**What to produce:** All of the records below should be output exactly.

::: Raw records :::

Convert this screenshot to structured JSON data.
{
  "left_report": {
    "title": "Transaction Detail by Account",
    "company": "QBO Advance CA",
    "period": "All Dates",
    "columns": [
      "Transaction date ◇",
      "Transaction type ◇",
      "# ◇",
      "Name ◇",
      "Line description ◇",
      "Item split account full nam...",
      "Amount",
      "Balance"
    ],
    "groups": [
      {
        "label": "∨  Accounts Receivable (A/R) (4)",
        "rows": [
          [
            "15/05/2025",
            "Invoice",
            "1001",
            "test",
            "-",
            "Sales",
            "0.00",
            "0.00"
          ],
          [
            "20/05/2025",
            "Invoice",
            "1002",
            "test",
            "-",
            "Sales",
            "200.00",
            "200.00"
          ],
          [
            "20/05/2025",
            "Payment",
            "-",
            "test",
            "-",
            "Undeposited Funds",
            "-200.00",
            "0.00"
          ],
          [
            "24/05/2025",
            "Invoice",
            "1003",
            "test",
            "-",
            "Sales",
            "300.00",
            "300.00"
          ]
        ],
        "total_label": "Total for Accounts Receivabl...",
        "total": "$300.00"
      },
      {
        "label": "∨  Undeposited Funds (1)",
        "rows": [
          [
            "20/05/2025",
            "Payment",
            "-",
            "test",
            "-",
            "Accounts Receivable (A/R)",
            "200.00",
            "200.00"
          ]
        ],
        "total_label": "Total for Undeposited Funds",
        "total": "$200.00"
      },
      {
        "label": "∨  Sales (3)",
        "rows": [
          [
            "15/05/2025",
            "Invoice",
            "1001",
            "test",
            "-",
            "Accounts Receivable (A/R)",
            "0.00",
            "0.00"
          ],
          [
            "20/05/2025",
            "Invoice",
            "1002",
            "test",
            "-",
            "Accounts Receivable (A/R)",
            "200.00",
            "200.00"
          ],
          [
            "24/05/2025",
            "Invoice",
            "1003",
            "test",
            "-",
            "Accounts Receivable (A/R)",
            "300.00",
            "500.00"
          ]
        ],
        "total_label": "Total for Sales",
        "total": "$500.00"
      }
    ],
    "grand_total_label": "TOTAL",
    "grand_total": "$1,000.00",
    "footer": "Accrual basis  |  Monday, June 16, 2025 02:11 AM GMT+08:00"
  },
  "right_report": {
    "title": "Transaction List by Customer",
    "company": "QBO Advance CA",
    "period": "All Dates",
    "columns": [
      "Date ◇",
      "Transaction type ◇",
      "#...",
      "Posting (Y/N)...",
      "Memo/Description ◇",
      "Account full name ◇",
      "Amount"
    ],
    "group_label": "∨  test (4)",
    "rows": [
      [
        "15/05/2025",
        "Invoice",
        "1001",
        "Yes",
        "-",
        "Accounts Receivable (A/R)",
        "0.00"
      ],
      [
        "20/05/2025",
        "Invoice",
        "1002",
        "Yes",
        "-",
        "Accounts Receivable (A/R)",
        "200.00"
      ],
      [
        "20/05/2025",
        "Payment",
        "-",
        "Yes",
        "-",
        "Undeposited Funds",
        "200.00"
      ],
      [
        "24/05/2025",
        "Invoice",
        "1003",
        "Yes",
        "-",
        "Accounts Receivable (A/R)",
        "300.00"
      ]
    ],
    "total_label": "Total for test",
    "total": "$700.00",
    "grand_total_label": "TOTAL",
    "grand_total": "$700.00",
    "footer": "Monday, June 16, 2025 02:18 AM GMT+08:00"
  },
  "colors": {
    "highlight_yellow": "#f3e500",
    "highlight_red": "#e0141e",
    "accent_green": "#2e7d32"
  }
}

:::

**Solved exercise:**
Convert this screenshot to structured JSON data.
{
  "left_report": {
    "title": "Transaction Detail by Account",
    "company": "QBO Advance CA",
    "period": "All Dates",
    "columns": [
      "Transaction date ◇",
      "Transaction type ◇",
      "# ◇",
      "Name ◇",
      "Line description ◇",
      "Item split account full nam...",
      "Amount",
      "Balance"
    ],
    "groups": [
      {
        "label": "∨  Accounts Receivable (A/R) (4)",
        "rows": [
          [
            "15/05/2025",
            "Invoice",
            "1001",
            "test",
            "-",
            "Sales",
            "0.00",
            "0.00"
          ],
          [
            "20/05/2025",
            "Invoice",
            "1002",
            "test",
            "-",
            "Sales",
            "200.00",
            "200.00"
          ],
          [
            "20/05/2025",
            "Payment",
            "-",
            "test",
            "-",
            "Undeposited Funds",
            "-200.00",
            "0.00"
          ],
          [
            "24/05/2025",
            "Invoice",
            "1003",
            "test",
            "-",
            "Sales",
            "300.00",
            "300.00"
          ]
        ],
        "total_label": "Total for Accounts Receivabl...",
        "total": "$300.00"
      },
      {
        "label": "∨  Undeposited Funds (1)",
        "rows": [
          [
            "20/05/2025",
            "Payment",
            "-",
            "test",
            "-",
            "Accounts Receivable (A/R)",
            "200.00",
            "200.00"
          ]
        ],
        "total_label": "Total for Undeposited Funds",
        "total": "$200.00"
      },
      {
        "label": "∨  Sales (3)",
        "rows": [
          [
            "15/05/2025",
            "Invoice",
            "1001",
            "test",
            "-",
            "Accounts Receivable (A/R)",
            "0.00",
            "0.00"
          ],
          [
            "20/05/2025",
            "Invoice",
            "1002",
            "test",
            "-",
            "Accounts Receivable (A/R)",
            "200.00",
            "200.00"
          ],
          [
            "24/05/2025",
            "Invoice",
            "1003",
            "test",
            "-",
            "Accounts Receivable (A/R)",
            "300.00",
            "500.00"
          ]
        ],
        "total_label": "Total for Sales",
        "total": "$500.00"
      }
    ],
    "grand_total_label": "TOTAL",
    "grand_total": "$1,000.00",
    "footer": "Accrual basis  |  Monday, June 16, 2025 02:11 AM GMT+08:00"
  },
  "right_report": {
    "title": "Transaction List by Customer",
    "company": "QBO Advance CA",
    "period": "All Dates",
    "columns": [
      "Date ◇",
      "Transaction type ◇",
      "#...",
      "Posting (Y/N)...",
      "Memo/Description ◇",
      "Account full name ◇",
      "Amount"
    ],
    "group_label": "∨  test (4)",
    "rows": [
      [
        "15/05/2025",
        "Invoice",
        "1001",
        "Yes",
        "-",
        "Accounts Receivable (A/R)",
        "0.00"
      ],
      [
        "20/05/2025",
        "Invoice",
        "1002",
        "Yes",
        "-",
        "Accounts Receivable (A/R)",
        "200.00"
      ],
      [
        "20/05/2025",
        "Payment",
        "-",
        "Yes",
        "-",
        "Undeposited Funds",
        "200.00"
      ],
      [
        "24/05/2025",
        "Invoice",
        "1003",
        "Yes",
        "-",
        "Accounts Receivable (A/R)",
        "300.00"
      ]
    ],
    "total_label": "Total for test",
    "total": "$700.00",
    "grand_total_label": "TOTAL",
    "grand_total": "$700.00",
    "footer": "Monday, June 16, 2025 02:18 AM GMT+08:00"
  },
  "colors": {
    "highlight_yellow": "#f3e500",
    "highlight_red": "#e0141e",
    "accent_green": "#2e7d32"
  }
}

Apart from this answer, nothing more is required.